| BRIEF |
Find all lines in the records that include the word "näytössä", and copy them out.

—————

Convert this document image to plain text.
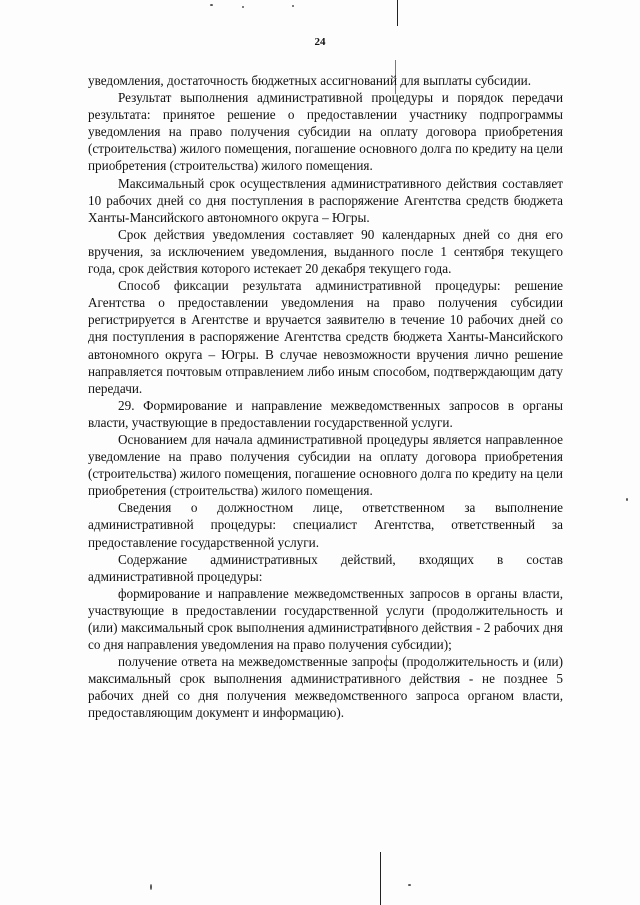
24

уведомления, достаточность бюджетных ассигнований для выплаты субсидии.

Результат выполнения административной процедуры и порядок передачи результата: принятое решение о предоставлении участнику подпрограммы уведомления на право получения субсидии на оплату договора приобретения (строительства) жилого помещения, погашение основного долга по кредиту на цели приобретения (строительства) жилого помещения.

Максимальный срок осуществления административного действия составляет 10 рабочих дней со дня поступления в распоряжение Агентства средств бюджета Ханты-Мансийского автономного округа – Югры.

Срок действия уведомления составляет 90 календарных дней со дня его вручения, за исключением уведомления, выданного после 1 сентября текущего года, срок действия которого истекает 20 декабря текущего года.

Способ фиксации результата административной процедуры: решение Агентства о предоставлении уведомления на право получения субсидии регистрируется в Агентстве и вручается заявителю в течение 10 рабочих дней со дня поступления в распоряжение Агентства средств бюджета Ханты-Мансийского автономного округа – Югры. В случае невозможности вручения лично решение направляется почтовым отправлением либо иным способом, подтверждающим дату передачи.

29. Формирование и направление межведомственных запросов в органы власти, участвующие в предоставлении государственной услуги.

Основанием для начала административной процедуры является направленное уведомление на право получения субсидии на оплату договора приобретения (строительства) жилого помещения, погашение основного долга по кредиту на цели приобретения (строительства) жилого помещения.

Сведения о должностном лице, ответственном за выполнение административной процедуры: специалист Агентства, ответственный за предоставление государственной услуги.

Содержание административных действий, входящих в состав административной процедуры:

формирование и направление межведомственных запросов в органы власти, участвующие в предоставлении государственной услуги (продолжительность и (или) максимальный срок выполнения административного действия - 2 рабочих дня со дня направления уведомления на право получения субсидии);

получение ответа на межведомственные запросы (продолжительность и (или) максимальный срок выполнения административного действия - не позднее 5 рабочих дней со дня получения межведомственного запроса органом власти, предоставляющим документ и информацию).
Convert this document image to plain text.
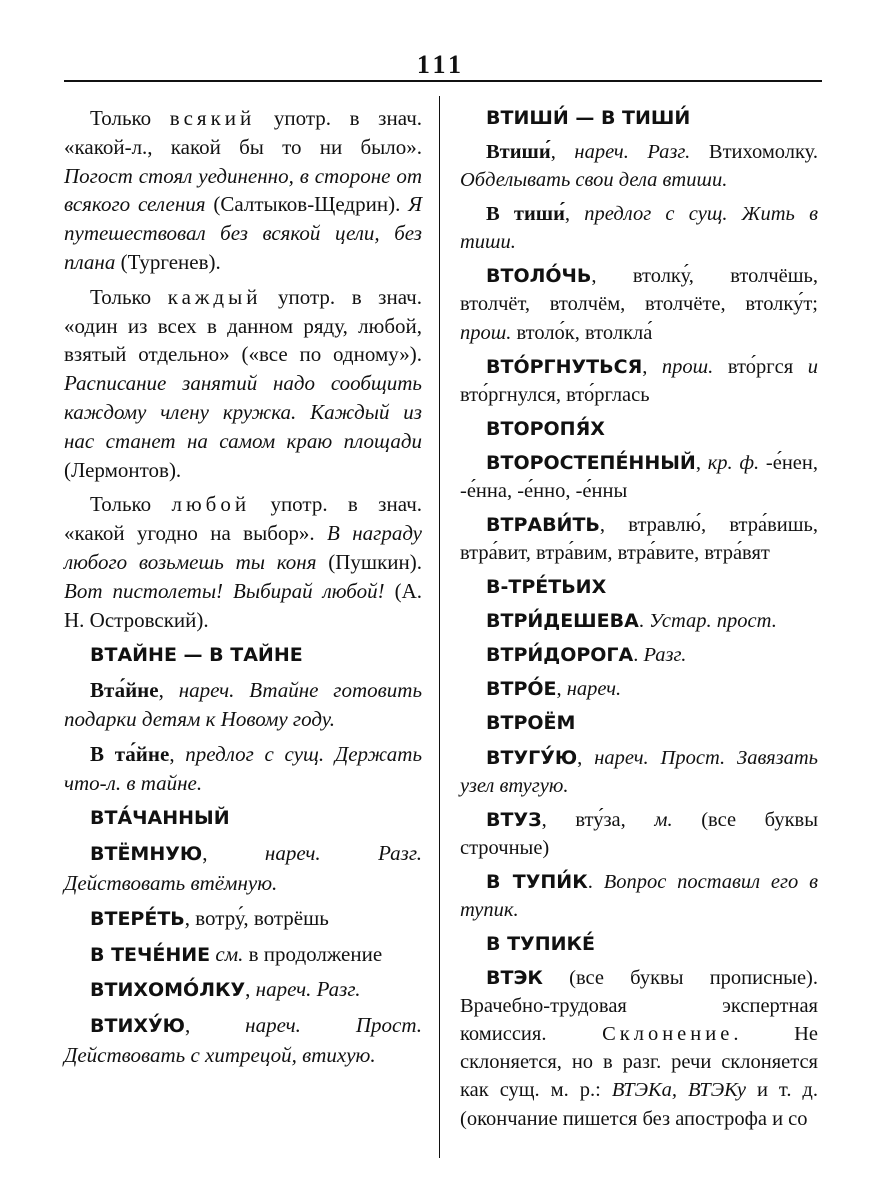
111

Только всякий употр. в знач. «какой-л., какой бы то ни было». Погост стоял уединенно, в стороне от всякого селения (Салтыков-Щедрин). Я путешествовал без всякой цели, без плана (Тургенев).

Только каждый употр. в знач. «один из всех в данном ряду, любой, взятый отдельно» («все по одному»). Расписание занятий надо сообщить каждому члену кружка. Каждый из нас станет на самом краю площади (Лермонтов).

Только любой употр. в знач. «какой угодно на выбор». В награду любого возьмешь ты коня (Пушкин). Вот пистолеты! Выбирай любой! (А. Н. Островский).

ВТАЙНЕ — В ТАЙНЕ

Вта́йне, нареч. Втайне готовить подарки детям к Новому году.

В та́йне, предлог с сущ. Держать что-л. в тайне.

ВТА́ЧАННЫЙ

ВТЁМНУЮ, нареч. Разг. Действовать втёмную.

ВТЕРЕ́ТЬ, вотру́, вотрёшь

В ТЕЧЕ́НИЕ см. в продолжение

ВТИХОМО́ЛКУ, нареч. Разг.

ВТИХУ́Ю, нареч. Прост. Действовать с хитрецой, втихую.

ВТИШИ́ — В ТИШИ́

Втиши́, нареч. Разг. Втихомолку. Обделывать свои дела втиши.

В тиши́, предлог с сущ. Жить в тиши.

ВТОЛО́ЧЬ, втолку́, втолчёшь, втолчёт, втолчём, втолчёте, втолку́т; прош. втоло́к, втолкла́

ВТО́РГНУТЬСЯ, прош. вто́ргся и вто́ргнулся, вто́рглась

ВТОРОПЯ́Х

ВТОРОСТЕПЕ́ННЫЙ, кр. ф. -е́нен, -е́нна, -е́нно, -е́нны

ВТРАВИ́ТЬ, втравлю́, втра́вишь, втра́вит, втра́вим, втра́вите, втра́вят

В-ТРЕ́ТЬИХ

ВТРИ́ДЕШЕВА. Устар. прост.

ВТРИ́ДОРОГА. Разг.

ВТРО́Е, нареч.

ВТРОЁМ

ВТУГУ́Ю, нареч. Прост. Завязать узел втугую.

ВТУЗ, вту́за, м. (все буквы строчные)

В ТУПИ́К. Вопрос поставил его в тупик.

В ТУПИКЕ́

ВТЭК (все буквы прописные). Врачебно-трудовая экспертная комиссия. Склонение. Не склоняется, но в разг. речи склоняется как сущ. м. р.: ВТЭКа, ВТЭКу и т. д. (окончание пишется без апострофа и со
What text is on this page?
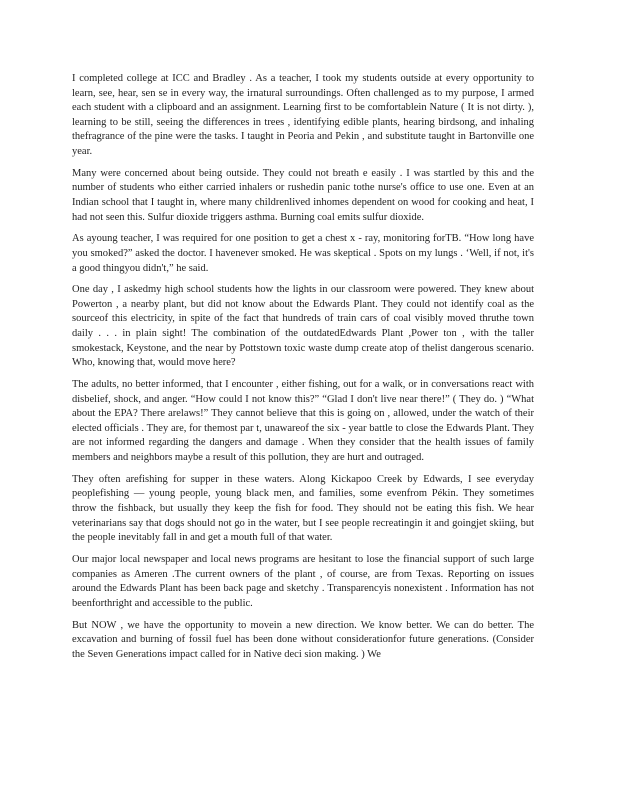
I completed college at ICC and Bradley . As a teacher, I took my students outside at every opportunity to learn, see, hear, sen se in every way, the irnatural surroundings. Often challenged as to my purpose, I armed each student with a clipboard and an assignment. Learning first to be comfortablein Nature ( It is not dirty. ), learning to be still, seeing the differences in trees , identifying edible plants, hearing birdsong, and inhaling thefragrance of the pine were the tasks. I taught in Peoria and Pekin , and substitute taught in Bartonville one year.

Many were concerned about being outside. They could not breath e easily . I was startled by this and the number of students who either carried inhalers or rushedin panic tothe nurse's office to use one. Even at an Indian school that I taught in, where many childrenlived inhomes dependent on wood for cooking and heat, I had not seen this. Sulfur dioxide triggers asthma. Burning coal emits sulfur dioxide.

As ayoung teacher, I was required for one position to get a chest x - ray, monitoring forTB. “How long have you smoked?” asked the doctor. I havenever smoked. He was skeptical . Spots on my lungs . ‘Well, if not, it's a good thingyou didn't,” he said.

One day , I askedmy high school students how the lights in our classroom were powered. They knew about Powerton , a nearby plant, but did not know about the Edwards Plant. They could not identify coal as the sourceof this electricity, in spite of the fact that hundreds of train cars of coal visibly moved thruthe town daily . . . in plain sight! The combination of the outdatedEdwards Plant ,Power ton , with the taller smokestack, Keystone, and the near by Pottstown toxic waste dump create atop of thelist dangerous scenario. Who, knowing that, would move here?

The adults, no better informed, that I encounter , either fishing, out for a walk, or in conversations react with disbelief, shock, and anger. “How could I not know this?” “Glad I don't live near there!” ( They do. ) “What about the EPA? There arelaws!” They cannot believe that this is going on , allowed, under the watch of their elected officials . They are, for themost par t, unawareof the six - year battle to close the Edwards Plant. They are not informed regarding the dangers and damage . When they consider that the health issues of family members and neighbors maybe a result of this pollution, they are hurt and outraged.

They often arefishing for supper in these waters. Along Kickapoo Creek by Edwards, I see everyday peoplefishing — young people, young black men, and families, some evenfrom Pékin. They sometimes throw the fishback, but usually they keep the fish for food. They should not be eating this fish. We hear veterinarians say that dogs should not go in the water, but I see people recreatingin it and goingjet skiing, but the people inevitably fall in and get a mouth full of that water.

Our major local newspaper and local news programs are hesitant to lose the financial support of such large companies as Ameren .The current owners of the plant , of course, are from Texas. Reporting on issues around the Edwards Plant has been back page and sketchy . Transparencyis nonexistent . Information has not beenforthright and accessible to the public.

But NOW , we have the opportunity to movein a new direction. We know better. We can do better. The excavation and burning of fossil fuel has been done without considerationfor future generations. (Consider the Seven Generations impact called for in Native deci sion making. ) We
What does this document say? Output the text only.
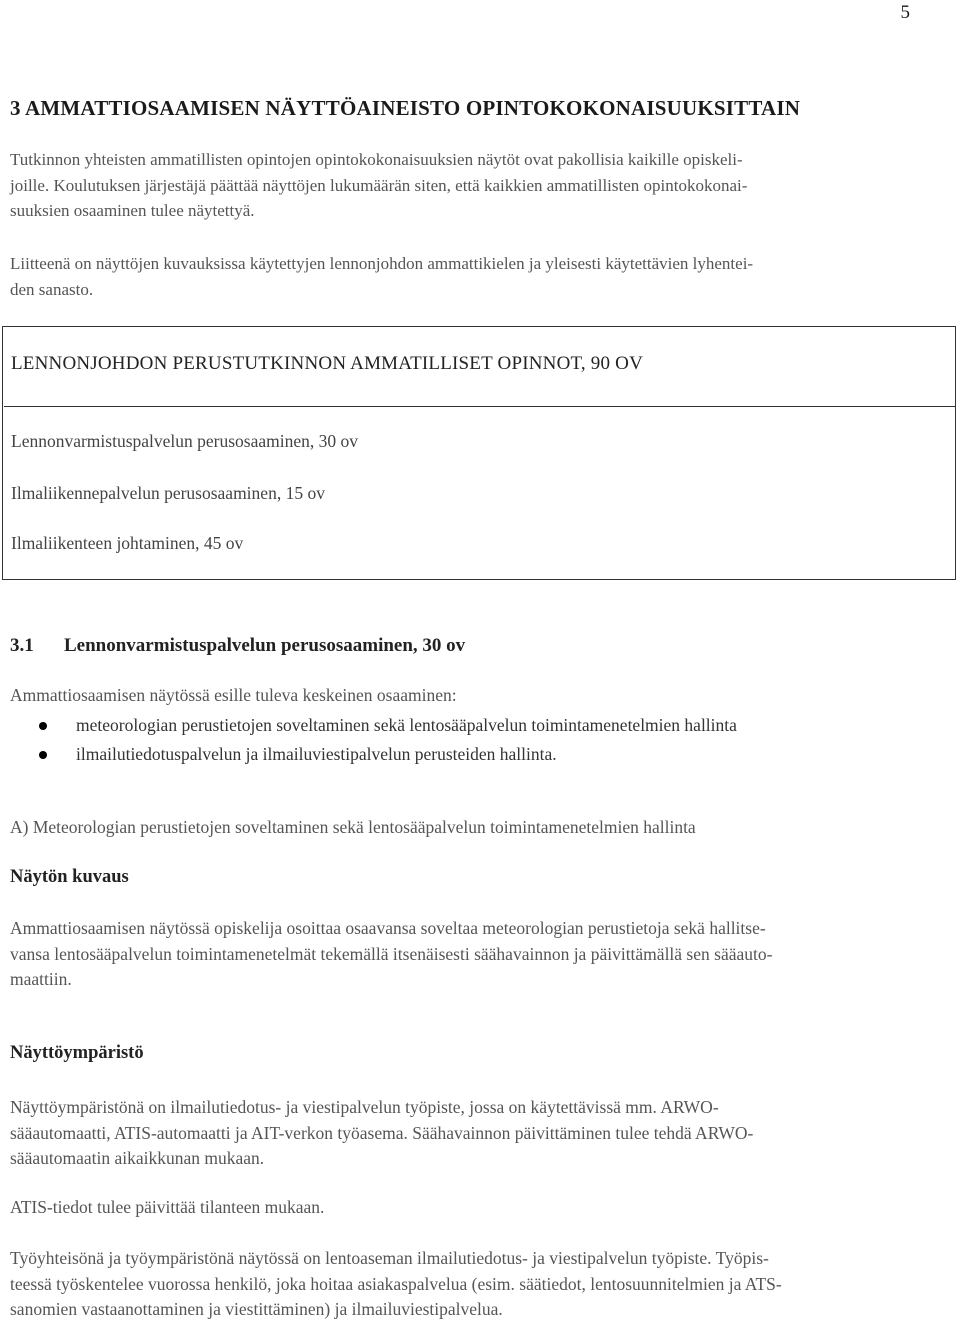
5
3 AMMATTIOSAAMISEN NÄYTTÖAINEISTO OPINTOKOKONAISUUKSITTAIN
Tutkinnon yhteisten ammatillisten opintojen opintokokonaisuuksien näytöt ovat pakollisia kaikille opiskeli-
joille. Koulutuksen järjestäjä päättää näyttöjen lukumäärän siten, että kaikkien ammatillisten opintokokonai-
suuksien osaaminen tulee näytettyä.
Liitteenä on näyttöjen kuvauksissa käytettyjen lennonjohdon ammattikielen ja yleisesti käytettävien lyhentei-
den sanasto.
LENNONJOHDON PERUSTUTKINNON AMMATILLISET OPINNOT, 90 OV
Lennonvarmistuspalvelun perusosaaminen, 30 ov
Ilmaliikennepalvelun perusosaaminen, 15 ov
Ilmaliikenteen johtaminen, 45 ov
3.1 Lennonvarmistuspalvelun perusosaaminen, 30 ov
Ammattiosaamisen näytössä esille tuleva keskeinen osaaminen:
meteorologian perustietojen soveltaminen sekä lentosääpalvelun toimintamenetelmien hallinta
ilmailutiedotuspalvelun ja ilmailuviestipalvelun perusteiden hallinta.
A) Meteorologian perustietojen soveltaminen sekä lentosääpalvelun toimintamenetelmien hallinta
Näytön kuvaus
Ammattiosaamisen näytössä opiskelija osoittaa osaavansa soveltaa meteorologian perustietoja sekä hallitse-
vansa lentosääpalvelun toimintamenetelmät tekemällä itsenäisesti säähavainnon ja päivittämällä sen sääauto-
maattiin.
Näyttöympäristö
Näyttöympäristönä on ilmailutiedotus- ja viestipalvelun työpiste, jossa on käytettävissä mm. ARWO-
sääautomaatti, ATIS-automaatti ja AIT-verkon työasema. Säähavainnon päivittäminen tulee tehdä ARWO-
sääautomaatin aikaikkunan mukaan.
ATIS-tiedot tulee päivittää tilanteen mukaan.
Työyhteisönä ja työympäristönä näytössä on lentoaseman ilmailutiedotus- ja viestipalvelun työpiste. Työpis-
teessä työskentelee vuorossa henkilö, joka hoitaa asiakaspalvelua (esim. säätiedot, lentosuunnitelmien ja ATS-
sanomien vastaanottaminen ja viestittäminen) ja ilmailuviestipalvelua.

—————

| SOLUTION FOR THIS PROBLEM |
Ammattiosaamisen näytössä esille tuleva keskeinen osaaminen:
Ammattiosaamisen näytössä opiskelija osoittaa osaavansa soveltaa meteorologian perustietoja sekä hallitse-
Työyhteisönä ja työympäristönä näytössä on lentoaseman ilmailutiedotus- ja viestipalvelun työpiste. Työpis-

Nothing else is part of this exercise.